Copy the items below, putting "solid" in place of every "precipitate" and leaving everything else unchanged.

____

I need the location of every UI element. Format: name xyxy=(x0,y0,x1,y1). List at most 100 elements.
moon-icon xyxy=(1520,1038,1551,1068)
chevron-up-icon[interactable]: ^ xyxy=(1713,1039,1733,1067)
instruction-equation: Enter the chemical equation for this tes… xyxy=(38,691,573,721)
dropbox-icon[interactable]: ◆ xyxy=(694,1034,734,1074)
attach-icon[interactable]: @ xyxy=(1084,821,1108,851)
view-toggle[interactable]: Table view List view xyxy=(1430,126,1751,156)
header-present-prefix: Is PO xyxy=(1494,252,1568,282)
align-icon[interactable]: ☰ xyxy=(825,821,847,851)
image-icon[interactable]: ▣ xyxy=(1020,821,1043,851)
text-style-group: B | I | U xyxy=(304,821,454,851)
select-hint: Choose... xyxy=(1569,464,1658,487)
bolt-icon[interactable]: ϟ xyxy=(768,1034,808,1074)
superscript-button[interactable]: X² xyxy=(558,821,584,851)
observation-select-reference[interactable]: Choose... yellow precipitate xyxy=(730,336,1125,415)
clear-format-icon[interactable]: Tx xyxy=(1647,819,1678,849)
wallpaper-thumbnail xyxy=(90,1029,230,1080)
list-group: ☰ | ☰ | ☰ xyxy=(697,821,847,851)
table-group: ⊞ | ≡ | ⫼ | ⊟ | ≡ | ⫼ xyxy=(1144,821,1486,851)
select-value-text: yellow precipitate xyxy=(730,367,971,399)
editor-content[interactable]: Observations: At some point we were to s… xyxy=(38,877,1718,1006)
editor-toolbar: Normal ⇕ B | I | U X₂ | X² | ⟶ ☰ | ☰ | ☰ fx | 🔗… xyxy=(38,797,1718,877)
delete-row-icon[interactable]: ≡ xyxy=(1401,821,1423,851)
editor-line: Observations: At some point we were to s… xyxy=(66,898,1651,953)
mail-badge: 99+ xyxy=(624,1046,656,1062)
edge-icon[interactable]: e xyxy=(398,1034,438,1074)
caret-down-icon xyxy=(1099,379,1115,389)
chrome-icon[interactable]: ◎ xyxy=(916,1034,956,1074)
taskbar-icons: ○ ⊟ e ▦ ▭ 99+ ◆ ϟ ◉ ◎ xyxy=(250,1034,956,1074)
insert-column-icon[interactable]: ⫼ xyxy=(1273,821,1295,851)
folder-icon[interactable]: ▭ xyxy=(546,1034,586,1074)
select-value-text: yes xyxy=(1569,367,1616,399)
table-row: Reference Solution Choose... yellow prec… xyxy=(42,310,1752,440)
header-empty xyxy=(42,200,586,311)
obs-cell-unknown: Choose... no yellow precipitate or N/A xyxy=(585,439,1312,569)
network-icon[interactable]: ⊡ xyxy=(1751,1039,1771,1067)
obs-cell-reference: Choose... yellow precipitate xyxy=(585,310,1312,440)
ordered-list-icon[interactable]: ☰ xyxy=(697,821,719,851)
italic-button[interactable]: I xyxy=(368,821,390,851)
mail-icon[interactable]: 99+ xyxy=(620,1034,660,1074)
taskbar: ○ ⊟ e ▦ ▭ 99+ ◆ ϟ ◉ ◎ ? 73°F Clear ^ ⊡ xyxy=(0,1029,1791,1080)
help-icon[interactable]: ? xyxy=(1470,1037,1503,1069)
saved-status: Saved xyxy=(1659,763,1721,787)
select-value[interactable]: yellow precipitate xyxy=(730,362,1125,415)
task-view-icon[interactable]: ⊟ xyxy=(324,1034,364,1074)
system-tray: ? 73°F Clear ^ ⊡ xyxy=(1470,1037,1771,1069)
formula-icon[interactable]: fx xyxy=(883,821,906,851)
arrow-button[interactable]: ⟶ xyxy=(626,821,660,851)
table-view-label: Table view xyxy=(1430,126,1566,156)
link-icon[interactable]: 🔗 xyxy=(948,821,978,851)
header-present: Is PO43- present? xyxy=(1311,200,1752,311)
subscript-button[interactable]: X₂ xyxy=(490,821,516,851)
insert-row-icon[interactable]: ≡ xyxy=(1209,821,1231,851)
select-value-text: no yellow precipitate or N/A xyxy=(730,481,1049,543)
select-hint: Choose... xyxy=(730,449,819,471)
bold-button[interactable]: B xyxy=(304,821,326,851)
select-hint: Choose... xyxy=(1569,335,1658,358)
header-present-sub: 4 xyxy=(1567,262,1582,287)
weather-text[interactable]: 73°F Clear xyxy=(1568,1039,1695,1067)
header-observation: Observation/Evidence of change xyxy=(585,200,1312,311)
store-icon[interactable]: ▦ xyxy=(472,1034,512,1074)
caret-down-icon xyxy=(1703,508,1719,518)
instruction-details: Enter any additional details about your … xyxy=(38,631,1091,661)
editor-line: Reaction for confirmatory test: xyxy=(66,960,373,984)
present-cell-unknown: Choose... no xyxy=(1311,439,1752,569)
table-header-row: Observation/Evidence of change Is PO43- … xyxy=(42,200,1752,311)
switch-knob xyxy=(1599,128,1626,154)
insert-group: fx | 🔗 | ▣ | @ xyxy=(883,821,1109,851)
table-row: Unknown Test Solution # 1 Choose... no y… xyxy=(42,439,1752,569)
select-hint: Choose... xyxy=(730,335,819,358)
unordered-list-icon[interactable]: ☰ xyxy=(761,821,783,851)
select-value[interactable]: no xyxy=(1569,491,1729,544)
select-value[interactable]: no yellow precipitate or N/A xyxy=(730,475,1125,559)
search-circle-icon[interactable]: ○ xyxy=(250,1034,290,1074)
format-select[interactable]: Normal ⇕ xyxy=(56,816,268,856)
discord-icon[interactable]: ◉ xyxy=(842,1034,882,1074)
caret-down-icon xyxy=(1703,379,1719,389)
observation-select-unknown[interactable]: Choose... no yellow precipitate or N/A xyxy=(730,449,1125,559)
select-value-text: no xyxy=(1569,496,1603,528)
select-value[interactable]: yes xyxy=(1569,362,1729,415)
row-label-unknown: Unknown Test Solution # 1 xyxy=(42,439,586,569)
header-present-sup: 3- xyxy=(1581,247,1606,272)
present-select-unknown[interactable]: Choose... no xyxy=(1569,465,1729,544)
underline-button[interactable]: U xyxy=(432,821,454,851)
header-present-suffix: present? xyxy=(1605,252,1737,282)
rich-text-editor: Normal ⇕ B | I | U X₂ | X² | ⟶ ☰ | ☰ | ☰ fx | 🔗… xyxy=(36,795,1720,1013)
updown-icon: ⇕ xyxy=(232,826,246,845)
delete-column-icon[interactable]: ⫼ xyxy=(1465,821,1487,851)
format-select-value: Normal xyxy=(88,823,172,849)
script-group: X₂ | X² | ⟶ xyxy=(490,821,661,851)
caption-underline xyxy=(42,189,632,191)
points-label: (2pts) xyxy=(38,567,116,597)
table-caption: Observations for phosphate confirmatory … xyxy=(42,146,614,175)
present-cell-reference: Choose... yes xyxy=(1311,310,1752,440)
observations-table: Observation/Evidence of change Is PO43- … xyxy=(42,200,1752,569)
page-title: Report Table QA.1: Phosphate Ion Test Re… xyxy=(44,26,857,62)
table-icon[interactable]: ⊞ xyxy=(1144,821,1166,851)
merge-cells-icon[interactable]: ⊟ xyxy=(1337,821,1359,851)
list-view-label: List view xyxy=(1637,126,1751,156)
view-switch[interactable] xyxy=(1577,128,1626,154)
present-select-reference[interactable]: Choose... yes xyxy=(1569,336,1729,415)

____

== FINAL RESULT ==
I need the location of every UI element. Format: name xyxy=(x0,y0,x1,y1). List at most 100 elements.
moon-icon xyxy=(1520,1038,1551,1068)
chevron-up-icon[interactable]: ^ xyxy=(1713,1039,1733,1067)
instruction-equation: Enter the chemical equation for this tes… xyxy=(38,691,573,721)
dropbox-icon[interactable]: ◆ xyxy=(694,1034,734,1074)
attach-icon[interactable]: @ xyxy=(1084,821,1108,851)
view-toggle[interactable]: Table view List view xyxy=(1430,126,1751,156)
header-present-prefix: Is PO xyxy=(1494,252,1568,282)
align-icon[interactable]: ☰ xyxy=(825,821,847,851)
image-icon[interactable]: ▣ xyxy=(1020,821,1043,851)
text-style-group: B | I | U xyxy=(304,821,454,851)
select-hint: Choose... xyxy=(1569,464,1658,487)
bolt-icon[interactable]: ϟ xyxy=(768,1034,808,1074)
superscript-button[interactable]: X² xyxy=(558,821,584,851)
observation-select-reference[interactable]: Choose... yellow solid xyxy=(730,336,1125,415)
clear-format-icon[interactable]: Tx xyxy=(1647,819,1678,849)
wallpaper-thumbnail xyxy=(90,1029,230,1080)
list-group: ☰ | ☰ | ☰ xyxy=(697,821,847,851)
table-group: ⊞ | ≡ | ⫼ | ⊟ | ≡ | ⫼ xyxy=(1144,821,1486,851)
select-value-text: yellow solid xyxy=(730,367,971,399)
editor-content[interactable]: Observations: At some point we were to s… xyxy=(38,877,1718,1006)
editor-toolbar: Normal ⇕ B | I | U X₂ | X² | ⟶ ☰ | ☰ | ☰ fx | 🔗… xyxy=(38,797,1718,877)
delete-row-icon[interactable]: ≡ xyxy=(1401,821,1423,851)
editor-line: Observations: At some point we were to s… xyxy=(66,898,1651,953)
mail-badge: 99+ xyxy=(624,1046,656,1062)
edge-icon[interactable]: e xyxy=(398,1034,438,1074)
caret-down-icon xyxy=(1099,379,1115,389)
chrome-icon[interactable]: ◎ xyxy=(916,1034,956,1074)
taskbar-icons: ○ ⊟ e ▦ ▭ 99+ ◆ ϟ ◉ ◎ xyxy=(250,1034,956,1074)
insert-column-icon[interactable]: ⫼ xyxy=(1273,821,1295,851)
folder-icon[interactable]: ▭ xyxy=(546,1034,586,1074)
select-value-text: yes xyxy=(1569,367,1616,399)
table-row: Reference Solution Choose... yellow prec… xyxy=(42,310,1752,440)
header-empty xyxy=(42,200,586,311)
obs-cell-unknown: Choose... no yellow solid or N/A xyxy=(585,439,1312,569)
network-icon[interactable]: ⊡ xyxy=(1751,1039,1771,1067)
obs-cell-reference: Choose... yellow solid xyxy=(585,310,1312,440)
ordered-list-icon[interactable]: ☰ xyxy=(697,821,719,851)
italic-button[interactable]: I xyxy=(368,821,390,851)
mail-icon[interactable]: 99+ xyxy=(620,1034,660,1074)
taskbar: ○ ⊟ e ▦ ▭ 99+ ◆ ϟ ◉ ◎ ? 73°F Clear ^ ⊡ xyxy=(0,1029,1791,1080)
help-icon[interactable]: ? xyxy=(1470,1037,1503,1069)
saved-status: Saved xyxy=(1659,763,1721,787)
select-value[interactable]: yellow solid xyxy=(730,362,1125,415)
task-view-icon[interactable]: ⊟ xyxy=(324,1034,364,1074)
system-tray: ? 73°F Clear ^ ⊡ xyxy=(1470,1037,1771,1069)
formula-icon[interactable]: fx xyxy=(883,821,906,851)
arrow-button[interactable]: ⟶ xyxy=(626,821,660,851)
table-view-label: Table view xyxy=(1430,126,1566,156)
link-icon[interactable]: 🔗 xyxy=(948,821,978,851)
header-present: Is PO43- present? xyxy=(1311,200,1752,311)
subscript-button[interactable]: X₂ xyxy=(490,821,516,851)
insert-row-icon[interactable]: ≡ xyxy=(1209,821,1231,851)
select-value-text: no yellow solid or N/A xyxy=(730,481,1049,543)
select-hint: Choose... xyxy=(730,449,819,471)
bold-button[interactable]: B xyxy=(304,821,326,851)
select-hint: Choose... xyxy=(1569,335,1658,358)
header-present-sub: 4 xyxy=(1567,262,1582,287)
weather-text[interactable]: 73°F Clear xyxy=(1568,1039,1695,1067)
header-observation: Observation/Evidence of change xyxy=(585,200,1312,311)
store-icon[interactable]: ▦ xyxy=(472,1034,512,1074)
caret-down-icon xyxy=(1703,508,1719,518)
instruction-details: Enter any additional details about your … xyxy=(38,631,1091,661)
editor-line: Reaction for confirmatory test: xyxy=(66,960,373,984)
present-cell-unknown: Choose... no xyxy=(1311,439,1752,569)
table-header-row: Observation/Evidence of change Is PO43- … xyxy=(42,200,1752,311)
switch-knob xyxy=(1599,128,1626,154)
insert-group: fx | 🔗 | ▣ | @ xyxy=(883,821,1109,851)
table-row: Unknown Test Solution # 1 Choose... no y… xyxy=(42,439,1752,569)
select-hint: Choose... xyxy=(730,335,819,358)
unordered-list-icon[interactable]: ☰ xyxy=(761,821,783,851)
select-value[interactable]: no xyxy=(1569,491,1729,544)
select-value[interactable]: no yellow solid or N/A xyxy=(730,475,1125,559)
search-circle-icon[interactable]: ○ xyxy=(250,1034,290,1074)
format-select[interactable]: Normal ⇕ xyxy=(56,816,268,856)
discord-icon[interactable]: ◉ xyxy=(842,1034,882,1074)
caret-down-icon xyxy=(1703,379,1719,389)
observation-select-unknown[interactable]: Choose... no yellow solid or N/A xyxy=(730,449,1125,559)
select-value-text: no xyxy=(1569,496,1603,528)
select-value[interactable]: yes xyxy=(1569,362,1729,415)
row-label-unknown: Unknown Test Solution # 1 xyxy=(42,439,586,569)
header-present-sup: 3- xyxy=(1581,247,1606,272)
present-select-unknown[interactable]: Choose... no xyxy=(1569,465,1729,544)
underline-button[interactable]: U xyxy=(432,821,454,851)
header-present-suffix: present? xyxy=(1605,252,1737,282)
rich-text-editor: Normal ⇕ B | I | U X₂ | X² | ⟶ ☰ | ☰ | ☰ fx | 🔗… xyxy=(36,795,1720,1013)
updown-icon: ⇕ xyxy=(232,826,246,845)
delete-column-icon[interactable]: ⫼ xyxy=(1465,821,1487,851)
format-select-value: Normal xyxy=(88,823,172,849)
script-group: X₂ | X² | ⟶ xyxy=(490,821,661,851)
caption-underline xyxy=(42,189,632,191)
points-label: (2pts) xyxy=(38,567,116,597)
table-caption: Observations for phosphate confirmatory … xyxy=(42,146,614,175)
present-cell-reference: Choose... yes xyxy=(1311,310,1752,440)
observations-table: Observation/Evidence of change Is PO43- … xyxy=(42,200,1752,569)
page-title: Report Table QA.1: Phosphate Ion Test Re… xyxy=(44,26,857,62)
table-icon[interactable]: ⊞ xyxy=(1144,821,1166,851)
merge-cells-icon[interactable]: ⊟ xyxy=(1337,821,1359,851)
list-view-label: List view xyxy=(1637,126,1751,156)
view-switch[interactable] xyxy=(1577,128,1626,154)
present-select-reference[interactable]: Choose... yes xyxy=(1569,336,1729,415)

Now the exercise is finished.